» **AIM OF THE TASK**
List every line below containing "JSON".

----------------------------------------

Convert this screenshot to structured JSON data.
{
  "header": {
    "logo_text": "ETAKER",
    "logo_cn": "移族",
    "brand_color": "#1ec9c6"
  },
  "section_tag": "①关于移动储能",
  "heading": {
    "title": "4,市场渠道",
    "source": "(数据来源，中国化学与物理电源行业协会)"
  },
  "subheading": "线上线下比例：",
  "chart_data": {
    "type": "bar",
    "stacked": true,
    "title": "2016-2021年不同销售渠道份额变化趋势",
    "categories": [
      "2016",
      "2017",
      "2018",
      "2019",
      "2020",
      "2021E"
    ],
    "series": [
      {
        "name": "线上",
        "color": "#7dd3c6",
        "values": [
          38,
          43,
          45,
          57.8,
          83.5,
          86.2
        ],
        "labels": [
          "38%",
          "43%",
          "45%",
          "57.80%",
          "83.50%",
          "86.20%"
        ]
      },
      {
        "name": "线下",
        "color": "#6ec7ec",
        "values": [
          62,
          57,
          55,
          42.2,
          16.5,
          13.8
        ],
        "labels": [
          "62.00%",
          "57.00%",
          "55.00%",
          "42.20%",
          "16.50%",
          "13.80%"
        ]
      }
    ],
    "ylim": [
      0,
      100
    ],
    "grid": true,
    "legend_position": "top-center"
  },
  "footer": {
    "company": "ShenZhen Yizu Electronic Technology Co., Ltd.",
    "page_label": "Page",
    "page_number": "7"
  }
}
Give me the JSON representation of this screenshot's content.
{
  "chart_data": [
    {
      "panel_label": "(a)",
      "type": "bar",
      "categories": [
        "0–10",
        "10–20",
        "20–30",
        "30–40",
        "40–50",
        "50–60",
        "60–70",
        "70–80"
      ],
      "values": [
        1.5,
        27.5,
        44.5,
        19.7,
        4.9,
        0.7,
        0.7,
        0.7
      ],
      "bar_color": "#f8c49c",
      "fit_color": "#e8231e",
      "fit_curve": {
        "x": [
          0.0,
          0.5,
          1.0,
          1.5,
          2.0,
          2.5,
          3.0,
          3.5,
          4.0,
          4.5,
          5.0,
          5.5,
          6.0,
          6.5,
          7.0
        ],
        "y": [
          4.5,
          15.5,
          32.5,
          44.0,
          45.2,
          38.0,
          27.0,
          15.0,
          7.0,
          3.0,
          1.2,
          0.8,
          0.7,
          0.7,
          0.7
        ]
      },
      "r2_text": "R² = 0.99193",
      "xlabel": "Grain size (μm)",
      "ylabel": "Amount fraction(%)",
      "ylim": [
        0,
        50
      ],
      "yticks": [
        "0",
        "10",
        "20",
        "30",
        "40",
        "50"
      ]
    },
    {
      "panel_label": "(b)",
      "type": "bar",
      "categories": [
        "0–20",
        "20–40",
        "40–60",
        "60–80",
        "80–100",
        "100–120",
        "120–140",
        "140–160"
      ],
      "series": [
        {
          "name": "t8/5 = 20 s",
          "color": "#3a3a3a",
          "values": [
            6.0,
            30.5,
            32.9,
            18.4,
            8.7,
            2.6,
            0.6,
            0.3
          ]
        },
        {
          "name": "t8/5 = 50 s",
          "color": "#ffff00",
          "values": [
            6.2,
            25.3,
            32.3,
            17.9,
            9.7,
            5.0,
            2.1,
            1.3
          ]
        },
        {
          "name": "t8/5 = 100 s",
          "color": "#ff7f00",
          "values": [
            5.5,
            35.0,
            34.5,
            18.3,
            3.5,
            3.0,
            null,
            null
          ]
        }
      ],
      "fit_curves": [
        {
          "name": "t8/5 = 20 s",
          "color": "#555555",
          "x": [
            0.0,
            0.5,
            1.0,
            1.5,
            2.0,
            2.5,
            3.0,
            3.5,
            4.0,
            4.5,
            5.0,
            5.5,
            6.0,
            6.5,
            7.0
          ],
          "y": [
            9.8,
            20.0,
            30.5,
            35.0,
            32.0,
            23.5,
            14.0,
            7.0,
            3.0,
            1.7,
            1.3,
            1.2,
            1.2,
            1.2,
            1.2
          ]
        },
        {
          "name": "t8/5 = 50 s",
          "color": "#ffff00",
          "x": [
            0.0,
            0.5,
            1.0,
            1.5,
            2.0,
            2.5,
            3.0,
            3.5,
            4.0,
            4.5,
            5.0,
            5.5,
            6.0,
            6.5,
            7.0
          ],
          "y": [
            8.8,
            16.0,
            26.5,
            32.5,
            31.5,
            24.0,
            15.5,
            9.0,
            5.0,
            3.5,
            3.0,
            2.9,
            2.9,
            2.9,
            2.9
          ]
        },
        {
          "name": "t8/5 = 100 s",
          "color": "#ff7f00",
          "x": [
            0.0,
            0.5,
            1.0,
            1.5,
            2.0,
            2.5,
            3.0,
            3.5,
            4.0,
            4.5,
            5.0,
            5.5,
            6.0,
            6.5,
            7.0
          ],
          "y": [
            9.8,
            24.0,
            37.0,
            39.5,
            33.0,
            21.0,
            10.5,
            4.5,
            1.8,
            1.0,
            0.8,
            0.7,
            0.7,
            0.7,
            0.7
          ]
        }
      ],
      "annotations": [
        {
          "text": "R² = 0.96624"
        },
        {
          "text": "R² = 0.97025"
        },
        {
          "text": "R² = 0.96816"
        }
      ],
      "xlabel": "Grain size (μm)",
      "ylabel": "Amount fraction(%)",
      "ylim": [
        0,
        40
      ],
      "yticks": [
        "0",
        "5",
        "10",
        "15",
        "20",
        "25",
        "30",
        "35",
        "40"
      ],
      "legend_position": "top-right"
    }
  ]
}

----------------------------------------

» **WORKED SOLUTION**
Convert this screenshot to structured JSON data.
Give me the JSON representation of this screenshot's content.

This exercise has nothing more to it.